Collected data:
-------------------------
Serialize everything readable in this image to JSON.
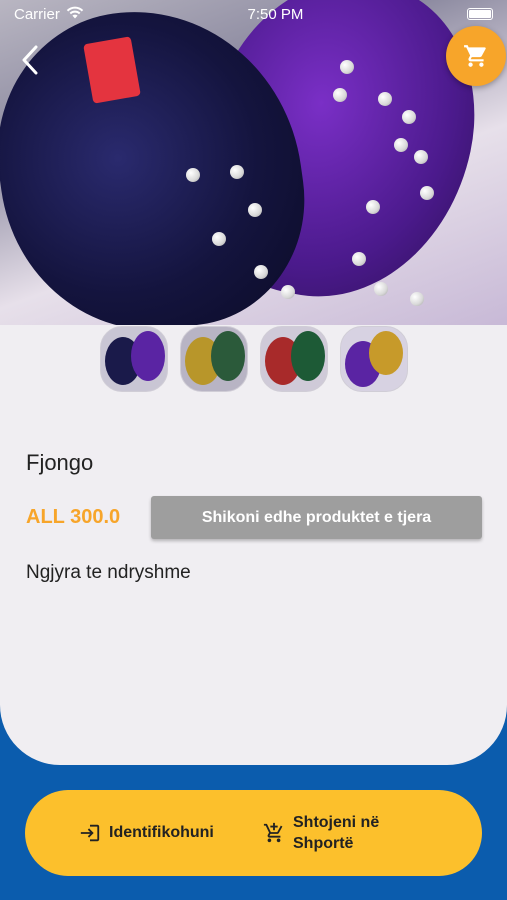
{
  "status_bar": {
    "carrier": "Carrier",
    "time": "7:50 PM"
  },
  "product": {
    "title": "Fjongo",
    "price": "ALL 300.0",
    "description": "Ngjyra te ndryshme"
  },
  "buttons": {
    "see_more": "Shikoni edhe produktet e tjera",
    "login": "Identifikohuni",
    "add_to_cart_line1": "Shtojeni në",
    "add_to_cart_line2": "Shportë"
  },
  "colors": {
    "accent_orange": "#f7a52a",
    "action_bar_yellow": "#fcc02c",
    "background_blue": "#0b5cad",
    "button_gray": "#9e9e9e"
  },
  "icons": [
    "back-arrow-icon",
    "cart-icon",
    "login-icon",
    "add-to-cart-icon",
    "wifi-icon",
    "battery-icon"
  ]
}
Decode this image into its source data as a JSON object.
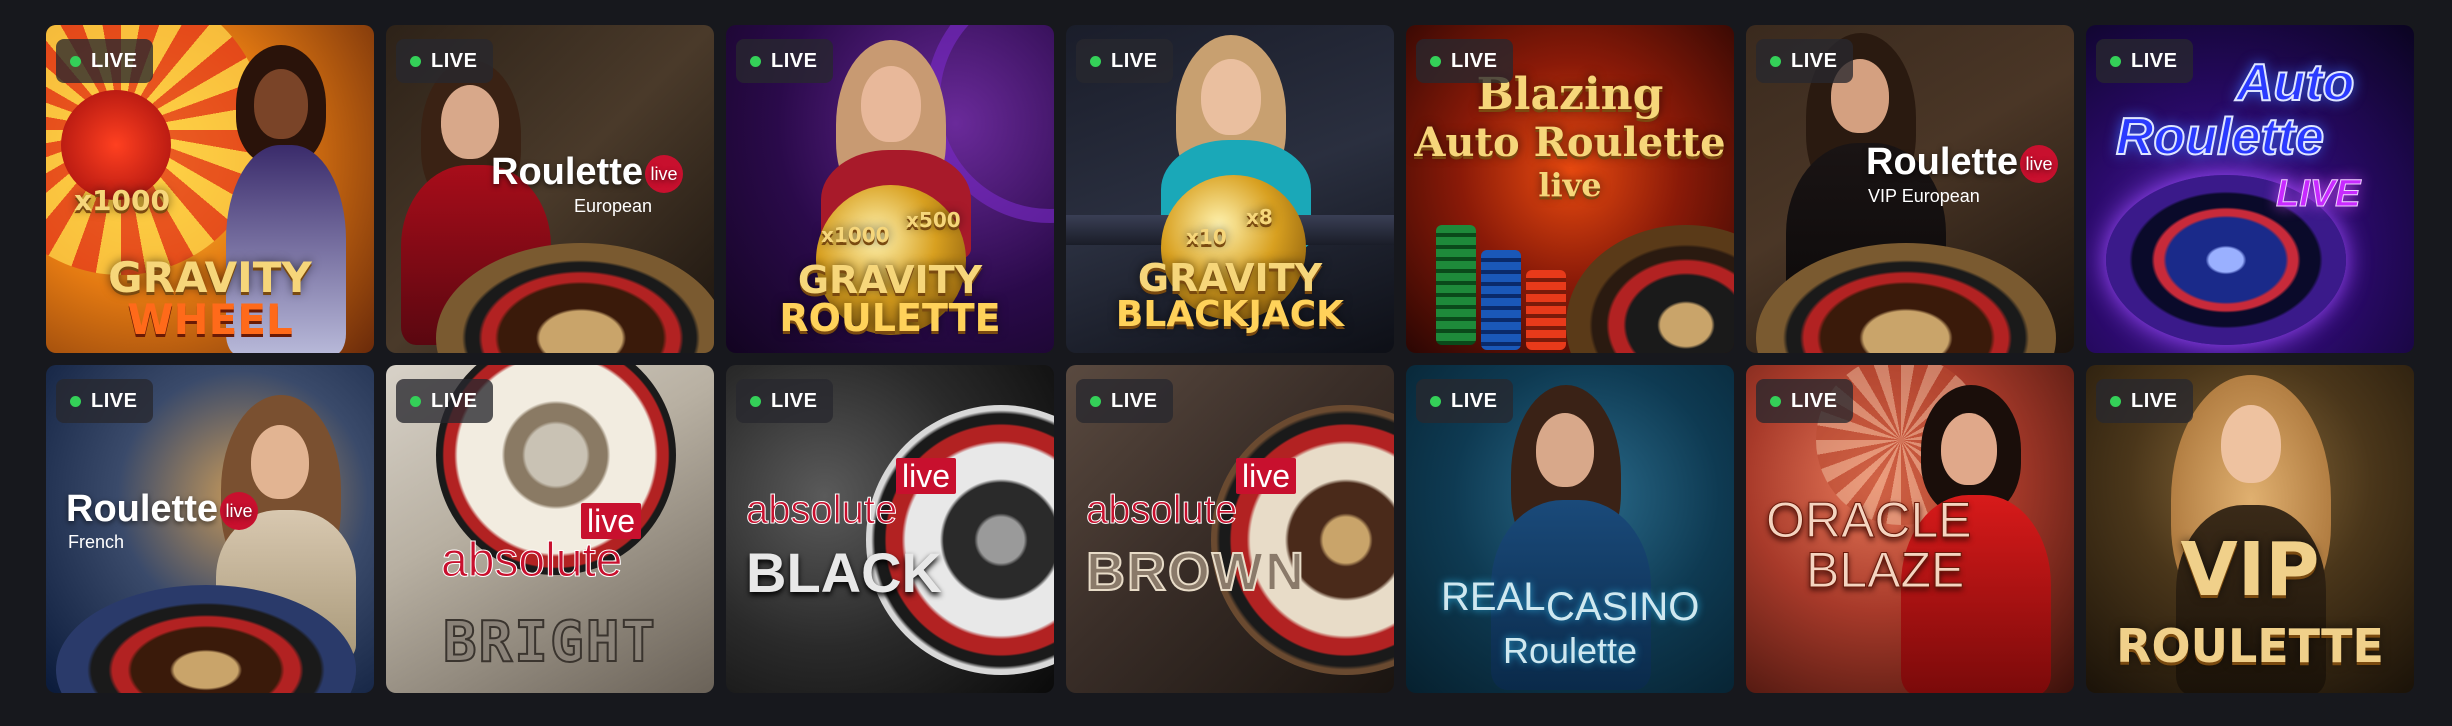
{
  "badge_label": "LIVE",
  "colors": {
    "live_dot": "#34d058",
    "badge_bg": "#28282e",
    "page_bg": "#17181d",
    "live_red": "#c8102e"
  },
  "games": [
    {
      "logo": [
        "GRAVITY",
        "WHEEL"
      ],
      "multiplier": "x1000"
    },
    {
      "logo": [
        "Roulette"
      ],
      "pill": "live",
      "sub": "European"
    },
    {
      "logo": [
        "GRAVITY",
        "ROULETTE"
      ],
      "multipliers": [
        "x1000",
        "x500"
      ]
    },
    {
      "logo": [
        "GRAVITY",
        "BLACKJACK"
      ],
      "multipliers": [
        "x10",
        "x8"
      ]
    },
    {
      "logo": [
        "Blazing",
        "Auto Roulette",
        "live"
      ]
    },
    {
      "logo": [
        "Roulette"
      ],
      "pill": "live",
      "sub": "VIP European"
    },
    {
      "logo": [
        "Auto",
        "Roulette",
        "LIVE"
      ]
    },
    {
      "logo": [
        "Roulette"
      ],
      "pill": "live",
      "sub": "French"
    },
    {
      "logo": [
        "live",
        "absolute",
        "BRIGHT"
      ]
    },
    {
      "logo": [
        "live",
        "absolute",
        "BLACK"
      ]
    },
    {
      "logo": [
        "live",
        "absolute",
        "BROWN"
      ]
    },
    {
      "logo": [
        "REAL",
        "CASINO",
        "Roulette"
      ]
    },
    {
      "logo": [
        "ORACLE",
        "BLAZE"
      ]
    },
    {
      "logo": [
        "VIP",
        "ROULETTE"
      ]
    }
  ]
}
-------------------------
Transcribe the records above exactly, omitting every picture they contain.

Serialize everything readable in this image to JSON.
{
  "status_bar": {
    "carrier": "Carrier",
    "time": "7:50 PM"
  },
  "product": {
    "title": "Fjongo",
    "price": "ALL 300.0",
    "description": "Ngjyra te ndryshme"
  },
  "buttons": {
    "see_more": "Shikoni edhe produktet e tjera",
    "login": "Identifikohuni",
    "add_to_cart_line1": "Shtojeni në",
    "add_to_cart_line2": "Shportë"
  },
  "colors": {
    "accent_orange": "#f7a52a",
    "action_bar_yellow": "#fcc02c",
    "background_blue": "#0b5cad",
    "button_gray": "#9e9e9e"
  },
  "icons": [
    "back-arrow-icon",
    "cart-icon",
    "login-icon",
    "add-to-cart-icon",
    "wifi-icon",
    "battery-icon"
  ]
}
Decode this image into its source data as a JSON object.
{
  "badge_label": "LIVE",
  "colors": {
    "live_dot": "#34d058",
    "badge_bg": "#28282e",
    "page_bg": "#17181d",
    "live_red": "#c8102e"
  },
  "games": [
    {
      "logo": [
        "GRAVITY",
        "WHEEL"
      ],
      "multiplier": "x1000"
    },
    {
      "logo": [
        "Roulette"
      ],
      "pill": "live",
      "sub": "European"
    },
    {
      "logo": [
        "GRAVITY",
        "ROULETTE"
      ],
      "multipliers": [
        "x1000",
        "x500"
      ]
    },
    {
      "logo": [
        "GRAVITY",
        "BLACKJACK"
      ],
      "multipliers": [
        "x10",
        "x8"
      ]
    },
    {
      "logo": [
        "Blazing",
        "Auto Roulette",
        "live"
      ]
    },
    {
      "logo": [
        "Roulette"
      ],
      "pill": "live",
      "sub": "VIP European"
    },
    {
      "logo": [
        "Auto",
        "Roulette",
        "LIVE"
      ]
    },
    {
      "logo": [
        "Roulette"
      ],
      "pill": "live",
      "sub": "French"
    },
    {
      "logo": [
        "live",
        "absolute",
        "BRIGHT"
      ]
    },
    {
      "logo": [
        "live",
        "absolute",
        "BLACK"
      ]
    },
    {
      "logo": [
        "live",
        "absolute",
        "BROWN"
      ]
    },
    {
      "logo": [
        "REAL",
        "CASINO",
        "Roulette"
      ]
    },
    {
      "logo": [
        "ORACLE",
        "BLAZE"
      ]
    },
    {
      "logo": [
        "VIP",
        "ROULETTE"
      ]
    }
  ]
}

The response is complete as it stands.